▸ YOUR GOAL
Wherever the word "user" appears in the entries, copy the whole line.

= = =

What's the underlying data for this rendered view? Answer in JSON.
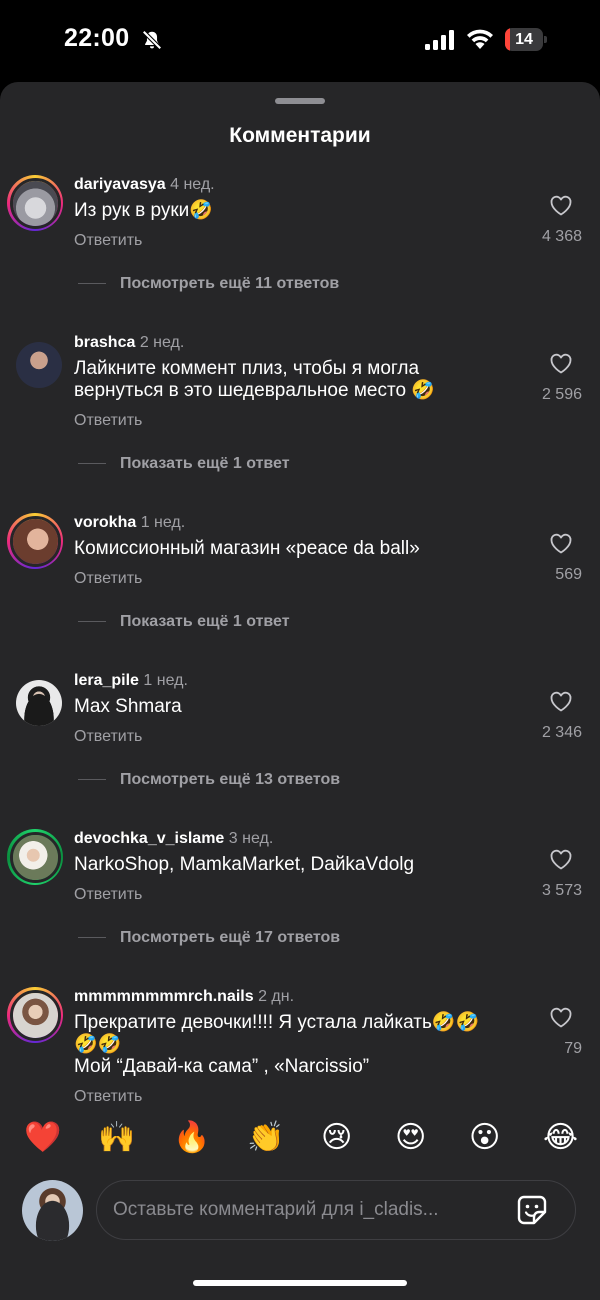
{
  "status_bar": {
    "time": "22:00",
    "battery": "14",
    "battery_level": 0.14,
    "icons": [
      "bell-slash-icon",
      "cellular-signal-icon",
      "wifi-icon",
      "battery-icon"
    ]
  },
  "sheet": {
    "title": "Комментарии"
  },
  "comments": [
    {
      "user": "dariyavasya",
      "time": "4 нед.",
      "lines": [
        "Из рук в руки🤣"
      ],
      "reply": "Ответить",
      "likes": "4 368",
      "more": "Посмотреть ещё 11 ответов",
      "story_ring": true
    },
    {
      "user": "brashca",
      "time": "2 нед.",
      "lines": [
        "Лайкните коммент плиз, чтобы я могла",
        "вернуться в это шедевральное место 🤣"
      ],
      "reply": "Ответить",
      "likes": "2 596",
      "more": "Показать ещё 1 ответ",
      "story_ring": false
    },
    {
      "user": "vorokha",
      "time": "1 нед.",
      "lines": [
        "Комиссионный магазин «peace da ball»"
      ],
      "reply": "Ответить",
      "likes": "569",
      "more": "Показать ещё 1 ответ",
      "story_ring": true
    },
    {
      "user": "lera_pile",
      "time": "1 нед.",
      "lines": [
        "Max Shmara"
      ],
      "reply": "Ответить",
      "likes": "2 346",
      "more": "Посмотреть ещё 13 ответов",
      "story_ring": false
    },
    {
      "user": "devochka_v_islame",
      "time": "3 нед.",
      "lines": [
        "NarkoShop, MamkaMarket, DaйkaVdolg"
      ],
      "reply": "Ответить",
      "likes": "3 573",
      "more": "Посмотреть ещё 17 ответов",
      "story_ring": true
    },
    {
      "user": "mmmmmmmmrch.nails",
      "time": "2 дн.",
      "lines": [
        "Прекратите девочки!!!! Я устала лайкать🤣🤣",
        "🤣🤣",
        "Мой “Давай-ка сама” , «Narcissio”"
      ],
      "reply": "Ответить",
      "likes": "79",
      "more": "",
      "story_ring": true
    }
  ],
  "emoji_bar": [
    "❤️",
    "🙌",
    "🔥",
    "👏",
    "😢",
    "😍",
    "😮",
    "😂"
  ],
  "composer": {
    "placeholder": "Оставьте комментарий для i_cladis..."
  },
  "colors": {
    "sheet_bg": "#262628",
    "muted_text": "#a0a0a5",
    "battery_low": "#ff453a"
  }
}
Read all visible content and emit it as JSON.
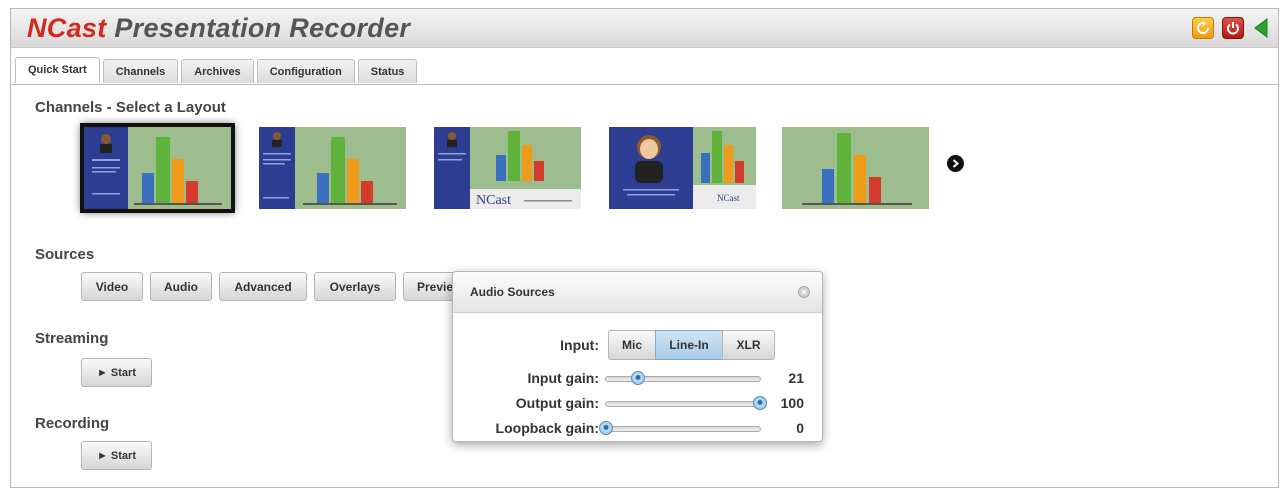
{
  "app": {
    "title_brand": "NCast",
    "title_rest": " Presentation Recorder"
  },
  "header_icons": [
    {
      "icon": "refresh-icon",
      "color": "#f2a51b"
    },
    {
      "icon": "power-icon",
      "color": "#c8261c"
    },
    {
      "icon": "back-arrow-icon",
      "color": "#2fa12f"
    }
  ],
  "tabs": [
    {
      "label": "Quick Start",
      "active": true
    },
    {
      "label": "Channels",
      "active": false
    },
    {
      "label": "Archives",
      "active": false
    },
    {
      "label": "Configuration",
      "active": false
    },
    {
      "label": "Status",
      "active": false
    }
  ],
  "channels": {
    "heading": "Channels - Select a Layout",
    "layouts": [
      {
        "style": "sidebar-presenter",
        "selected": true
      },
      {
        "style": "sidebar-presenter-text",
        "selected": false
      },
      {
        "style": "sidebar-logo-banner",
        "selected": false
      },
      {
        "style": "large-presenter",
        "selected": false
      },
      {
        "style": "slides-only",
        "selected": false
      }
    ],
    "logo_text": "NCast",
    "next_icon": "chevron-right-icon"
  },
  "sources": {
    "heading": "Sources",
    "buttons": [
      "Video",
      "Audio",
      "Advanced",
      "Overlays",
      "Preview"
    ]
  },
  "streaming": {
    "heading": "Streaming",
    "start_label": "► Start"
  },
  "recording": {
    "heading": "Recording",
    "start_label": "► Start"
  },
  "audio_dialog": {
    "title": "Audio Sources",
    "input_label": "Input:",
    "inputs": [
      {
        "label": "Mic",
        "selected": false
      },
      {
        "label": "Line-In",
        "selected": true
      },
      {
        "label": "XLR",
        "selected": false
      }
    ],
    "input_gain": {
      "label": "Input gain:",
      "value": "21",
      "level": 0.21
    },
    "output_gain": {
      "label": "Output gain:",
      "value": "100",
      "level": 1.0
    },
    "loopback_gain": {
      "label": "Loopback gain:",
      "value": "0",
      "level": 0.0
    }
  },
  "colors": {
    "brand_red": "#d4281c",
    "selected_blue": "#a9cde8",
    "slide_green": "#9dbd8e",
    "panel_blue": "#2d3d92"
  }
}
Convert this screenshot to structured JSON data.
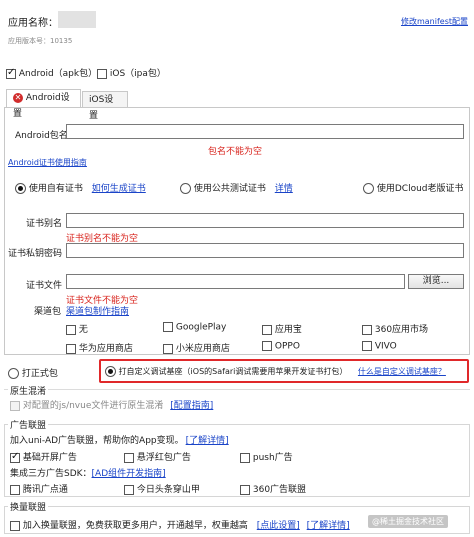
{
  "header": {
    "app_name_label": "应用名称：",
    "version_label": "应用版本号：",
    "version_value": "10135",
    "manifest_link": "修改manifest配置"
  },
  "platforms": {
    "android": {
      "label": "Android（apk包）",
      "checked": true
    },
    "ios": {
      "label": "iOS（ipa包）",
      "checked": false
    }
  },
  "tabs": [
    {
      "label": "Android设置",
      "active": true,
      "error": true
    },
    {
      "label": "iOS设置",
      "active": false
    }
  ],
  "android": {
    "package_label": "Android包名",
    "package_value": "",
    "package_error": "包名不能为空",
    "cert_guide_link": "Android证书使用指南",
    "cert_options": [
      {
        "label": "使用自有证书",
        "checked": true,
        "link": "如何生成证书"
      },
      {
        "label": "使用公共测试证书",
        "checked": false,
        "link": "详情"
      },
      {
        "label": "使用DCloud老版证书",
        "checked": false
      }
    ],
    "alias_label": "证书别名",
    "alias_error": "证书别名不能为空",
    "privkey_label": "证书私钥密码",
    "file_label": "证书文件",
    "file_error": "证书文件不能为空",
    "browse_button": "浏览...",
    "channel_label": "渠道包",
    "channel_link": "渠道包制作指南",
    "channels": [
      [
        "无",
        "GooglePlay",
        "应用宝",
        "360应用市场"
      ],
      [
        "华为应用商店",
        "小米应用商店",
        "OPPO",
        "VIVO"
      ]
    ]
  },
  "package_type": {
    "formal_label": "打正式包",
    "formal_checked": false,
    "custom_label": "打自定义调试基座（iOS的Safari调试需要用苹果开发证书打包）",
    "custom_checked": true,
    "custom_link": "什么是自定义调试基座？"
  },
  "obfuscation": {
    "title": "原生混淆",
    "option": "对配置的js/nvue文件进行原生混淆",
    "link": "[配置指南]"
  },
  "ads": {
    "title": "广告联盟",
    "intro": "加入uni-AD广告联盟，帮助你的App变现。",
    "intro_link": "[了解详情]",
    "row1": [
      {
        "label": "基础开屏广告",
        "checked": true
      },
      {
        "label": "悬浮红包广告",
        "checked": false
      },
      {
        "label": "push广告",
        "checked": false
      }
    ],
    "sdk_label": "集成三方广告SDK：",
    "sdk_link": "[AD组件开发指南]",
    "row2": [
      {
        "label": "腾讯广点通",
        "checked": false
      },
      {
        "label": "今日头条穿山甲",
        "checked": false
      },
      {
        "label": "360广告联盟",
        "checked": false
      }
    ]
  },
  "exchange": {
    "title": "换量联盟",
    "option": "加入换量联盟，免费获取更多用户，开通越早，权重越高",
    "link1": "[点此设置]",
    "link2": "[了解详情]"
  },
  "watermark": "@稀土掘金技术社区"
}
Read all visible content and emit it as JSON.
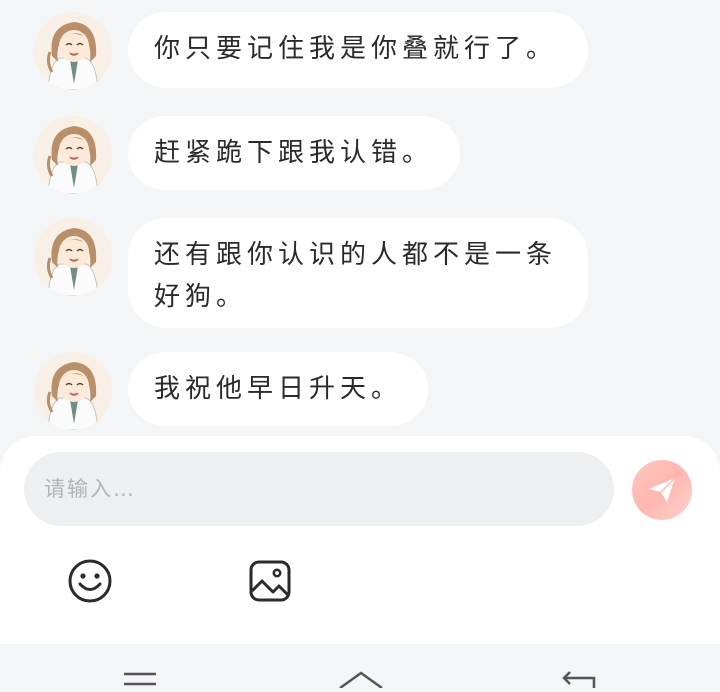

= = =

▸ SOLUTION TO THIS EXERCISE
      "user": "dariyavasya",
      "user": "brashca",
      "user": "vorokha",
      "user": "lera_pile",
      "user": "devochka_v_islame",
      "user": "mmmmmmmmrch.nails",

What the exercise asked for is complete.